* [Task statement]
From the listing, collect all lines containing the word "into".

━━ Records for the task

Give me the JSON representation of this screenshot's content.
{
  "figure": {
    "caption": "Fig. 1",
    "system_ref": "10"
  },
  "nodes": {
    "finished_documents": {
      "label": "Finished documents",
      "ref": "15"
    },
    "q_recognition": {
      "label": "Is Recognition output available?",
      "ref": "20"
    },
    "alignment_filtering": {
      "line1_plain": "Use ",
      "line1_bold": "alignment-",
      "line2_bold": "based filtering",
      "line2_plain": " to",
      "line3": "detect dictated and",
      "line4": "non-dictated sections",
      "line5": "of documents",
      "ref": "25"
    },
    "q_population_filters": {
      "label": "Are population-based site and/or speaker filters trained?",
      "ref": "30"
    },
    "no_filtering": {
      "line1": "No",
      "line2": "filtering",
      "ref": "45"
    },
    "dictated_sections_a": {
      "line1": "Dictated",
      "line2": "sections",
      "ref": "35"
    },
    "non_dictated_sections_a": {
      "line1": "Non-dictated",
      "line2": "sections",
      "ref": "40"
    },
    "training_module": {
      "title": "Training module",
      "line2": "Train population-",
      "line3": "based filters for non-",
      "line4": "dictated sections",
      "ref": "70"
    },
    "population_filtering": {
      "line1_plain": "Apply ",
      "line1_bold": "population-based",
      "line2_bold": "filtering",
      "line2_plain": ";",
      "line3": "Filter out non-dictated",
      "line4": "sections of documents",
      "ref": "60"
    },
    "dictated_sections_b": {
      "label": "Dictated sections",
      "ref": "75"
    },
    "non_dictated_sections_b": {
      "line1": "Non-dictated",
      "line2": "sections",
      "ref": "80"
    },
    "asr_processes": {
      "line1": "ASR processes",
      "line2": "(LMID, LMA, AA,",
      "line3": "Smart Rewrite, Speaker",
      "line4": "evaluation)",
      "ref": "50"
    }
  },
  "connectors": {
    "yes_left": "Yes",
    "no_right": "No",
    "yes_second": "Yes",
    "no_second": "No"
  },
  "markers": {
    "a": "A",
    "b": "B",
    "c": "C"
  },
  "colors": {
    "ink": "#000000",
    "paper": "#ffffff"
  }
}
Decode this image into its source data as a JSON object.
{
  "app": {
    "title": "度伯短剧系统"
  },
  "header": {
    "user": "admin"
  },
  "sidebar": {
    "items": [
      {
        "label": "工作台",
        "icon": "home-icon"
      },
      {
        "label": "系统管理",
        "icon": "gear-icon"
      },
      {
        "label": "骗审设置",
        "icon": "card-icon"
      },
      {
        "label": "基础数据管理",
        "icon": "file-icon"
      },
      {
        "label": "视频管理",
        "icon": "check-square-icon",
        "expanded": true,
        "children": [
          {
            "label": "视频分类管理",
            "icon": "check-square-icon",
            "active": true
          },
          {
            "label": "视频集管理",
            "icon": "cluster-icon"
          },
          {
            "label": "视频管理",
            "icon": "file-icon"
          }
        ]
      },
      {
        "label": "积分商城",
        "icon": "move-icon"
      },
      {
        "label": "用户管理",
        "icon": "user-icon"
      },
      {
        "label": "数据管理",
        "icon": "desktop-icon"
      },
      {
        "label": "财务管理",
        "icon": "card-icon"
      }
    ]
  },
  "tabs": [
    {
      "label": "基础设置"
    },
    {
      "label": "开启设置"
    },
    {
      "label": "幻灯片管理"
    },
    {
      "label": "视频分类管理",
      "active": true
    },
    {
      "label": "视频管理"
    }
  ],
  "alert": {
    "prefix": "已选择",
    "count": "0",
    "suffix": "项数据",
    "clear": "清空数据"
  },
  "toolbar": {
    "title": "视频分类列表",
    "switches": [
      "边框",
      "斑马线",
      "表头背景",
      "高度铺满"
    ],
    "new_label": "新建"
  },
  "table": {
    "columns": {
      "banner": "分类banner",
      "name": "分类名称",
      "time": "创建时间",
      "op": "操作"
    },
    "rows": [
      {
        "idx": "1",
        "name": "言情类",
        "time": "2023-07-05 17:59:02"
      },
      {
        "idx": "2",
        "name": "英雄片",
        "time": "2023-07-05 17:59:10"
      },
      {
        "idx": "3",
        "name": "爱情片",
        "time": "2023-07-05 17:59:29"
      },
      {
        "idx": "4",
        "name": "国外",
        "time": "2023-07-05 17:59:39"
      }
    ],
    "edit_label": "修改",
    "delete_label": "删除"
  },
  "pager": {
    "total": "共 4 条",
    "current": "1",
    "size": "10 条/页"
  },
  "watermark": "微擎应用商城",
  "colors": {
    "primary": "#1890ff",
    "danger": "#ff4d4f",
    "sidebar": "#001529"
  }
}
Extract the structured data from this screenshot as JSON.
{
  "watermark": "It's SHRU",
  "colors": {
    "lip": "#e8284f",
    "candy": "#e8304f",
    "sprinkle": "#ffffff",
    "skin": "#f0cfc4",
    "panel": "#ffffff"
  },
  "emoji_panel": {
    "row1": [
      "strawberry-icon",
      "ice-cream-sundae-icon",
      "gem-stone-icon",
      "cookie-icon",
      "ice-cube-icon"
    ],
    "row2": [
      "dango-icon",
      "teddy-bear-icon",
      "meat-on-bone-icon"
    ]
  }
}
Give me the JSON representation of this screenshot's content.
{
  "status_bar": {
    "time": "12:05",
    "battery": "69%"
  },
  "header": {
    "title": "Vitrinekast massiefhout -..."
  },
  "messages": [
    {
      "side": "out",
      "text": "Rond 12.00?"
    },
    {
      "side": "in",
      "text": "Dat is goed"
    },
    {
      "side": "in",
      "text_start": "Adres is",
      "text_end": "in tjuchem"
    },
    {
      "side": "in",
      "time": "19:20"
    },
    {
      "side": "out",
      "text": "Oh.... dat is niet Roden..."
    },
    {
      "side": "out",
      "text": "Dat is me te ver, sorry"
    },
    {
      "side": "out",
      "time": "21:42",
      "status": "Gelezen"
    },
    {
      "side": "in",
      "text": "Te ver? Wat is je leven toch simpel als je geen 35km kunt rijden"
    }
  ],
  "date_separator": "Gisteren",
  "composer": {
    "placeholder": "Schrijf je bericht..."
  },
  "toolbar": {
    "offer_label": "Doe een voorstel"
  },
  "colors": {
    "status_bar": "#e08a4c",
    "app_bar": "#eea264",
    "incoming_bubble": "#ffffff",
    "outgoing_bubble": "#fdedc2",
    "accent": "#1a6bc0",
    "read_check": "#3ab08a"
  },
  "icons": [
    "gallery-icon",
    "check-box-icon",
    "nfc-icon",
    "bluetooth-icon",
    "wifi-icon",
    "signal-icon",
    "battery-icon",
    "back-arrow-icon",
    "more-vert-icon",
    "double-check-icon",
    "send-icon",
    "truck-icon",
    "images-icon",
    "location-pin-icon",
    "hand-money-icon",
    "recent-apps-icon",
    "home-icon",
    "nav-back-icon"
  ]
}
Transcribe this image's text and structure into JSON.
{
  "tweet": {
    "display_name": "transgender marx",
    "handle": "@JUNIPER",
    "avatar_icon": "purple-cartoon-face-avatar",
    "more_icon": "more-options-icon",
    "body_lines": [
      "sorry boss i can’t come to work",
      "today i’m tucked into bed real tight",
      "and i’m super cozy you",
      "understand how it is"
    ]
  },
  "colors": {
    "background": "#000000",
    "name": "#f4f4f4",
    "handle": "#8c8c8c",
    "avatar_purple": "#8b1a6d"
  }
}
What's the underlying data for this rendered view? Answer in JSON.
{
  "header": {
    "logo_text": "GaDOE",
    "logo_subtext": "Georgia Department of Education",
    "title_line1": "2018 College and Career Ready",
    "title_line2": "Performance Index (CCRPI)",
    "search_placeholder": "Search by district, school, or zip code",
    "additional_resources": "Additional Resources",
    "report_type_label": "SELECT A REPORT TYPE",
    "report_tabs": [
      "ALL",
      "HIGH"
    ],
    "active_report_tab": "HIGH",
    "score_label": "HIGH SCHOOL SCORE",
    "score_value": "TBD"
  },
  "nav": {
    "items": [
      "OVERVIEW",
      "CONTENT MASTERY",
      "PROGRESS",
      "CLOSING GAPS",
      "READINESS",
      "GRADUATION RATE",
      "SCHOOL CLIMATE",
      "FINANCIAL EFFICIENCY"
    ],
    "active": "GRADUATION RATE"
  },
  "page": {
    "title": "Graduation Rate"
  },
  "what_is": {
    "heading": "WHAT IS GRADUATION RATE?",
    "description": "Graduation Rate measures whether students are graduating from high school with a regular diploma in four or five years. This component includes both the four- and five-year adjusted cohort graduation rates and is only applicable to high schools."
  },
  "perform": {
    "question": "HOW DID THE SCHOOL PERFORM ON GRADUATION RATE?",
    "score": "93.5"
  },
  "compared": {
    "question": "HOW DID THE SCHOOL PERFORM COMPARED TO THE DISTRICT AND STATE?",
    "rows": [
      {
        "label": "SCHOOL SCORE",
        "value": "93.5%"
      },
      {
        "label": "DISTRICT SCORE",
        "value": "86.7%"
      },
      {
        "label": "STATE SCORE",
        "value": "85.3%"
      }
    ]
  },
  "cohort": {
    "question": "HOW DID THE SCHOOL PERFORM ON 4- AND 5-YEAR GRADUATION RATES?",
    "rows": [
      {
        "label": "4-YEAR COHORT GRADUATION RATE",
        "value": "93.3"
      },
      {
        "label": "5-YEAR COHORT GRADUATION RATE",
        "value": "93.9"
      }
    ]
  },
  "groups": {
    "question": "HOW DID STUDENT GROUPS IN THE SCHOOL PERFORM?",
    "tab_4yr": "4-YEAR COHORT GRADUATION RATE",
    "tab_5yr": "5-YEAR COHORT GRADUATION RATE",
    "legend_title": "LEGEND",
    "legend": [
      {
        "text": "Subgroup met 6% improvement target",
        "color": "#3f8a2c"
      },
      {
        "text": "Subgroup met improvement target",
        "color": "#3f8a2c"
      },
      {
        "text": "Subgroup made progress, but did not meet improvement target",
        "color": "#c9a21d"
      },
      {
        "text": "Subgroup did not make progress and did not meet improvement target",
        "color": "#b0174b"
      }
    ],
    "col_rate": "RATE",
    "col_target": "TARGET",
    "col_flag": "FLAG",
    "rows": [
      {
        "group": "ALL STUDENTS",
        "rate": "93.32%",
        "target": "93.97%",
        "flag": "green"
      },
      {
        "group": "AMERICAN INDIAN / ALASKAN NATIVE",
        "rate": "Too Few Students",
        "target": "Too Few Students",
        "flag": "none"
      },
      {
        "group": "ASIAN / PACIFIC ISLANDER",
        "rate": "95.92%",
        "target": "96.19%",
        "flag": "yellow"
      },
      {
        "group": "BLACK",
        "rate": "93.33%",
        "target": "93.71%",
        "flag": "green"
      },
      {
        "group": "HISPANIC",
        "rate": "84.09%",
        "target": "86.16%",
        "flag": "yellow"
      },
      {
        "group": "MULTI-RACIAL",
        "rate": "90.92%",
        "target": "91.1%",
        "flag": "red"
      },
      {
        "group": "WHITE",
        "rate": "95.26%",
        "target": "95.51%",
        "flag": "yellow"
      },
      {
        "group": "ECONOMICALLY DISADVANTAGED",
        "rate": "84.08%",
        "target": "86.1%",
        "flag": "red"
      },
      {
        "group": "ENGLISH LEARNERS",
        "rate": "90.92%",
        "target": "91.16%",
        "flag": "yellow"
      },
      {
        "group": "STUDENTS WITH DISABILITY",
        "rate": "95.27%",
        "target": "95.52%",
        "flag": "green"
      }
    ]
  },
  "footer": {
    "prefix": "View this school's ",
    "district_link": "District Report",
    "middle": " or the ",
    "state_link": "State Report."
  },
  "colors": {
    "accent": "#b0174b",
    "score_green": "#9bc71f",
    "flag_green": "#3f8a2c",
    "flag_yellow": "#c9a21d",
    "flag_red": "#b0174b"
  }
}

━━━━

* [Written response]
Decode this image into its source data as a JSON object.
Transcribe this image's text and structure into JSON.
      "today i’m tucked into bed real tight",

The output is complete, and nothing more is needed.